Problem statement
Copy everything from "The judge found" down to "the other WTSs." in the text on contract modifications below, word for word.

Text to read
======

Not a “substantial” modification” (Reg 72(1)(e))

Modifications are permitted where irrespective of their value, they are not substantial within the meaning of Regulation 72(8). However, a modification will be considered “substantial” under paragraph (8) if the modification “renders the contract or the framework agreement materially different in character from the one initially concluded” (Reg 72(8)(a)) and/or the modification “extends the scope of the contract or framework agreement considerably” (Reg 72(8)(d)) (emphasis added)

The judge found the contract was not “materially different in character”.  The Court’s method of assessment of this factor was to compare the IWHC in its initial form with the modified IWHC. By that comparative exercise, the key differences concerned the introduction of the additional (6th) WTS. The Court considered it relevant that:

  • it was not a “Site” under the definition given in the IWHC;
  • The new site was not owned by the Authority;
  • A different fee structure was in place; and
  • It was in different part of Essex as compared to the other WTSs.

======

Raw records
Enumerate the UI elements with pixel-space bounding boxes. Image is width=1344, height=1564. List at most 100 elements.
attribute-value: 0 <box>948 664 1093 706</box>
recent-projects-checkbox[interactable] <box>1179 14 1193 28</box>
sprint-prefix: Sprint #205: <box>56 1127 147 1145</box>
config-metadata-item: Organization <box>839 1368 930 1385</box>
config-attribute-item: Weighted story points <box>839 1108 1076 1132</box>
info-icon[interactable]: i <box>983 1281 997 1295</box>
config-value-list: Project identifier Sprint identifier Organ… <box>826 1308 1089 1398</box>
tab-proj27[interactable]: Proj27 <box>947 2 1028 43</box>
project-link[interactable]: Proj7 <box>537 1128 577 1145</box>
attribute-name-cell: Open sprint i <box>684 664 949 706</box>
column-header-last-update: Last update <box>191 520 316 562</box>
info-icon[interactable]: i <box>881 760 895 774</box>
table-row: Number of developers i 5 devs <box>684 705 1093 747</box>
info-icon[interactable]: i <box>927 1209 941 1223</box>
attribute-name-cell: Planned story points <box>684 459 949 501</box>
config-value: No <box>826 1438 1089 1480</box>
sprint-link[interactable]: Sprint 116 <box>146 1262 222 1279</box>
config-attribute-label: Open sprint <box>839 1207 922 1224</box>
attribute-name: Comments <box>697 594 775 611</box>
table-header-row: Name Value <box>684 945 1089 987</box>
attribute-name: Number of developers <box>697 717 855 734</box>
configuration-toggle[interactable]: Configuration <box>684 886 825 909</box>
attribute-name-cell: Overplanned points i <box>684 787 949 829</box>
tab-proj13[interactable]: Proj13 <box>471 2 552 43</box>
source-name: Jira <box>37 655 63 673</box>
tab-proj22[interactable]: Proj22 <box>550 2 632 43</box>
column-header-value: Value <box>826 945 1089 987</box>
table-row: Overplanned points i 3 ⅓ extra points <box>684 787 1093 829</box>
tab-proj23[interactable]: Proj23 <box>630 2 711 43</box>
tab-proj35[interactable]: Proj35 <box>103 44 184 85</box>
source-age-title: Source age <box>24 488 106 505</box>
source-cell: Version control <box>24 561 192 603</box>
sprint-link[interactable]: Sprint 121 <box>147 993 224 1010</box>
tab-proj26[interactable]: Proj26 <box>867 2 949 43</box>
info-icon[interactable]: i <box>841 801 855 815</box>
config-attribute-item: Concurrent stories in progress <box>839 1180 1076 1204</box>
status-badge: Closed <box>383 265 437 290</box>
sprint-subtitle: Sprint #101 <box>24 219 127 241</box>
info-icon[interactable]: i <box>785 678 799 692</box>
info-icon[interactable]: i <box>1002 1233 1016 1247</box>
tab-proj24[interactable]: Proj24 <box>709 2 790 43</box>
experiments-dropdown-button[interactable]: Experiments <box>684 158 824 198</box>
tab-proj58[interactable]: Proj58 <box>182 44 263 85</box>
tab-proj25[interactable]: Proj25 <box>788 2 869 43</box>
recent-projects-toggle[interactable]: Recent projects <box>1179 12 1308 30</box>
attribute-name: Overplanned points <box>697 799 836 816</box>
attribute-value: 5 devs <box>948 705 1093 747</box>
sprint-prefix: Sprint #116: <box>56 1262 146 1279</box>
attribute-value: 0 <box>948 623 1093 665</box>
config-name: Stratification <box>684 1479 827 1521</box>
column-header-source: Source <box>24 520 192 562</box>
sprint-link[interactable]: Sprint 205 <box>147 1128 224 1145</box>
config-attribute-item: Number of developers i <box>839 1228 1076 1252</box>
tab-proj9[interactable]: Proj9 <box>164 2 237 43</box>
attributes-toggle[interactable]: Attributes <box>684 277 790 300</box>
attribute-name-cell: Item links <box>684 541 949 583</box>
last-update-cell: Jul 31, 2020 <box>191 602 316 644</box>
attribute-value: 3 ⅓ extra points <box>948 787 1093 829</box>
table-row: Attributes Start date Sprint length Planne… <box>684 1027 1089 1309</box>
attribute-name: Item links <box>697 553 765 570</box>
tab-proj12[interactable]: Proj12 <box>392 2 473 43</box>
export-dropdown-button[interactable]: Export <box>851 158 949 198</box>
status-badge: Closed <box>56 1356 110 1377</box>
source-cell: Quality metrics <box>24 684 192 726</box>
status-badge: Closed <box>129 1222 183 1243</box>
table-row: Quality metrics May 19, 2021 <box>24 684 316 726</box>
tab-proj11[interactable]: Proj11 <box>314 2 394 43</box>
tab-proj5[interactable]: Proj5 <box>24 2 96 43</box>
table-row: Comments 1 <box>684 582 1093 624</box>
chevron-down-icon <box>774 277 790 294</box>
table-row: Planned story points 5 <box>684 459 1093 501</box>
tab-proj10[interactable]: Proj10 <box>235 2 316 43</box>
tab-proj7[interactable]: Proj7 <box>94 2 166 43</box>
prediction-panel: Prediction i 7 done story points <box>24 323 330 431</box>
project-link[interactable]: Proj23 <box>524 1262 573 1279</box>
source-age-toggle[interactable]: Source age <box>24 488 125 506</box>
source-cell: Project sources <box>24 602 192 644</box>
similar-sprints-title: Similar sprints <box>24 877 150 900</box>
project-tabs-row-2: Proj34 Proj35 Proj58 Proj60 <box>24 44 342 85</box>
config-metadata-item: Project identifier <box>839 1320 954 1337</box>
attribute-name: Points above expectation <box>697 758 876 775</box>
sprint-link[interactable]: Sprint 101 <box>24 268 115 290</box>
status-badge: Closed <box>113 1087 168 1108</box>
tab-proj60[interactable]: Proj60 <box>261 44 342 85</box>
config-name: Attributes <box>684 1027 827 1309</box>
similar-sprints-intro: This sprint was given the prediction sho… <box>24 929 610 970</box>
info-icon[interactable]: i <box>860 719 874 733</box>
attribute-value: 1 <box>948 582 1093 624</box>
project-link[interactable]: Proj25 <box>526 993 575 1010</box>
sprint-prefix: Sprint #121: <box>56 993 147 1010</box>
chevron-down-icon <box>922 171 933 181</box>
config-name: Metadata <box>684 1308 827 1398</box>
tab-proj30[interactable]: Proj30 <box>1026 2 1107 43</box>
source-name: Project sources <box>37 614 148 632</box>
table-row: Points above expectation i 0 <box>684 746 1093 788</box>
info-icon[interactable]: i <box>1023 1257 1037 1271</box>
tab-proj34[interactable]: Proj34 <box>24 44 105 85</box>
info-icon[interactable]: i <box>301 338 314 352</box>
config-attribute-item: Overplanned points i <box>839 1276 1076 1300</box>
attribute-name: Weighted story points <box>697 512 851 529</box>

======

Task solution
The judge found the contract was not “materially different in character”.  The Court’s method of assessment of this factor was to compare the IWHC in its initial form with the modified IWHC. By that comparative exercise, the key differences concerned the introduction of the additional (6th) WTS. The Court considered it relevant that:

  • it was not a “Site” under the definition given in the IWHC;
  • The new site was not owned by the Authority;
  • A different fee structure was in place; and
  • It was in different part of Essex as compared to the other WTSs.